| Exercise prompt |
Filter the listing below, copying every line in which the word "type" appears.

| Records for the exercise |
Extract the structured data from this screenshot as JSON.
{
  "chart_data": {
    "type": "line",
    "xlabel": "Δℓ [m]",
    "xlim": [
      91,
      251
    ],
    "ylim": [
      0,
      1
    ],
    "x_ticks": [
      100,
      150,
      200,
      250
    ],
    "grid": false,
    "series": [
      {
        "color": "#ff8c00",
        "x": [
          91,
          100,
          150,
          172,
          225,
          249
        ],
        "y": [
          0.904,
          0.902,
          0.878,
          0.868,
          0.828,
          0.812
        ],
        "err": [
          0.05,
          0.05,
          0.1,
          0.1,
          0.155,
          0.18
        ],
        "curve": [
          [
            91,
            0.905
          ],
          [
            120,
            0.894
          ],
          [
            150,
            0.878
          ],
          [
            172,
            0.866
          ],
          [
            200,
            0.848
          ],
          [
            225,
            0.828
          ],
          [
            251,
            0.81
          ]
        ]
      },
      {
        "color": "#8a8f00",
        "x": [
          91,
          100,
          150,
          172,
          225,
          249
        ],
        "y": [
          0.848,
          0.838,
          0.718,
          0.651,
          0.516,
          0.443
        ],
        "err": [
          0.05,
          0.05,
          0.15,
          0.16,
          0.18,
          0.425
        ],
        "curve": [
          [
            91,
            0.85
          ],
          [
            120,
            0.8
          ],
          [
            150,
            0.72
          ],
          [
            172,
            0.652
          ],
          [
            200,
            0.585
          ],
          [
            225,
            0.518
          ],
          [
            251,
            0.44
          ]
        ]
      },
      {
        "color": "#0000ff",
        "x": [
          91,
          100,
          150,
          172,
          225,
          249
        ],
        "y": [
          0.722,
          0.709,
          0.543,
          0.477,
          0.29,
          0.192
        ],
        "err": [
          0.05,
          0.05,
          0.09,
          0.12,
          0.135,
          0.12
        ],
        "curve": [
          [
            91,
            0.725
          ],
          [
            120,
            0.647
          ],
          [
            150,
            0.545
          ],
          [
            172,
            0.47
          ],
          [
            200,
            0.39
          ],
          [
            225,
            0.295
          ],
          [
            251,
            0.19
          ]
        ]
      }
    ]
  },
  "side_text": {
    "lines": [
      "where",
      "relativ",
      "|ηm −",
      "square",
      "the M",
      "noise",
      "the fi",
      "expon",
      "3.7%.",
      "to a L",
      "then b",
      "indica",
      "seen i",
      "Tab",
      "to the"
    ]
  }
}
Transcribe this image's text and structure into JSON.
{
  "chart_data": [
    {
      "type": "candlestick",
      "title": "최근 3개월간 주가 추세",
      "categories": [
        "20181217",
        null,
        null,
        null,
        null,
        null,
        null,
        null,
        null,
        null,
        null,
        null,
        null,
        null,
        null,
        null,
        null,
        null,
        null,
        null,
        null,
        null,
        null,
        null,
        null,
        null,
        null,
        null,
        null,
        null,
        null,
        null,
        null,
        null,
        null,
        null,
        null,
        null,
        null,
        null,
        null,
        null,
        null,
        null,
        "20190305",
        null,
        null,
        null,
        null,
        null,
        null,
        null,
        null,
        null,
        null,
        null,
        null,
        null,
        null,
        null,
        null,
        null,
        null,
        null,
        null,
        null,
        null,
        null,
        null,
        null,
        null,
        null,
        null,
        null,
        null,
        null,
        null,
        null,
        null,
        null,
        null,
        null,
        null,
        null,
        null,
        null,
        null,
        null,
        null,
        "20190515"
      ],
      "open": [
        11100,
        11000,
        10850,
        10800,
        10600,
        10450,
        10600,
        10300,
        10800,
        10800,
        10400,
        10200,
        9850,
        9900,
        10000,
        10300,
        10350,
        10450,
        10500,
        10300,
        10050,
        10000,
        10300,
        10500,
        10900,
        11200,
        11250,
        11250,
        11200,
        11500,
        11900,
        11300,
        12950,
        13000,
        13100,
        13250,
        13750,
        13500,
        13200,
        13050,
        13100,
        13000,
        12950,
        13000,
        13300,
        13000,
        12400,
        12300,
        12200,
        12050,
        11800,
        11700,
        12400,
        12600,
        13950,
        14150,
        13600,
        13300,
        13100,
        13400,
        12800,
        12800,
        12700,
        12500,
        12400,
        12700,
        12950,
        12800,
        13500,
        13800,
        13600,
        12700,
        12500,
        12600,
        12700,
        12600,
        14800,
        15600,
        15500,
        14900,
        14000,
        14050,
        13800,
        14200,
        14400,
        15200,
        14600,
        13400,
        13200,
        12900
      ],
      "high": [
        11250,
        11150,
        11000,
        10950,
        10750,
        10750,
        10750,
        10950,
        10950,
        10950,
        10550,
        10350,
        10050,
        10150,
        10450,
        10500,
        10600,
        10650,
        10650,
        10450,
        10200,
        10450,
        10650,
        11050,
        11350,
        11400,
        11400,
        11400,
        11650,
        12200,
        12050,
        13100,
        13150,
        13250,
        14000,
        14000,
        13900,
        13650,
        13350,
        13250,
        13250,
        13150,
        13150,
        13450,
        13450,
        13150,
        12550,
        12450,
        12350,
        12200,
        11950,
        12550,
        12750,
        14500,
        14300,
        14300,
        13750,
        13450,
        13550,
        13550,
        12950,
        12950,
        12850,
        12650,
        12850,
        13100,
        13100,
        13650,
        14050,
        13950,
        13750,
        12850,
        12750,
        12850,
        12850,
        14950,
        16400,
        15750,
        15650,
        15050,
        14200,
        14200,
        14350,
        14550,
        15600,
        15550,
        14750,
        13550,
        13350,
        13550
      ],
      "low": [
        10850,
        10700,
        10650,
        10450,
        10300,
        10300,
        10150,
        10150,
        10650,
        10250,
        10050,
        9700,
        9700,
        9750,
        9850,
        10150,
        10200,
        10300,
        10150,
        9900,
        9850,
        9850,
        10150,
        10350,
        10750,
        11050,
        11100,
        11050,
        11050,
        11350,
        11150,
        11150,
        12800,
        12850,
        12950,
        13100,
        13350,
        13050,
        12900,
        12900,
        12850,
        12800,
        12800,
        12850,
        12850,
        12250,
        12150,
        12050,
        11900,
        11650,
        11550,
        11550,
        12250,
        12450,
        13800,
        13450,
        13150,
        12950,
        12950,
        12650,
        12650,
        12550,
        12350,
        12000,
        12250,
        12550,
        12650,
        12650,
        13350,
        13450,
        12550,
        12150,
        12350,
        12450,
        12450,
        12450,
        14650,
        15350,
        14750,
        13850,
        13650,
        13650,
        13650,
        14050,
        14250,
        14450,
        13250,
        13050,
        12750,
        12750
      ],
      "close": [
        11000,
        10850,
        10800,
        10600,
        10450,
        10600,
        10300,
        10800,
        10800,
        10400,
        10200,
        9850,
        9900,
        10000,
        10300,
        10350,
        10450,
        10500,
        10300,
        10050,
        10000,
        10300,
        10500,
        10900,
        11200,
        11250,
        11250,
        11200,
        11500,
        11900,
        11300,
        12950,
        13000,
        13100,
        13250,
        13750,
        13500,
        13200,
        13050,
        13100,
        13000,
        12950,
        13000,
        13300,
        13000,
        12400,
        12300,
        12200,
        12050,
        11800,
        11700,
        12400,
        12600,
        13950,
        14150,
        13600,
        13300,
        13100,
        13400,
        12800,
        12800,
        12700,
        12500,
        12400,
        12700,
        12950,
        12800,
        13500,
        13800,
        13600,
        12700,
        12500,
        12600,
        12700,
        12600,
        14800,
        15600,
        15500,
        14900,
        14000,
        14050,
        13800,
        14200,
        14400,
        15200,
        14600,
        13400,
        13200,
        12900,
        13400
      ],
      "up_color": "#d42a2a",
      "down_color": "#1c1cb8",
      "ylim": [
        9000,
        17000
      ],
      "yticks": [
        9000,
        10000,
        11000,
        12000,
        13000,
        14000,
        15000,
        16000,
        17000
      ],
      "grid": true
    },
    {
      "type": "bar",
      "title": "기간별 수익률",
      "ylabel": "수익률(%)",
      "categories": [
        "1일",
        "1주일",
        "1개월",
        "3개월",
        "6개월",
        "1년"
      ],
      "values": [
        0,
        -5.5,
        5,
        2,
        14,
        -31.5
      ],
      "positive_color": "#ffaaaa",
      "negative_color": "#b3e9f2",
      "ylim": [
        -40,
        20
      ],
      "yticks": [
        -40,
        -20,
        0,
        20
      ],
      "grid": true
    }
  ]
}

| Correct result |
    "type": "line",
      "type": "candlestick",
      "type": "bar",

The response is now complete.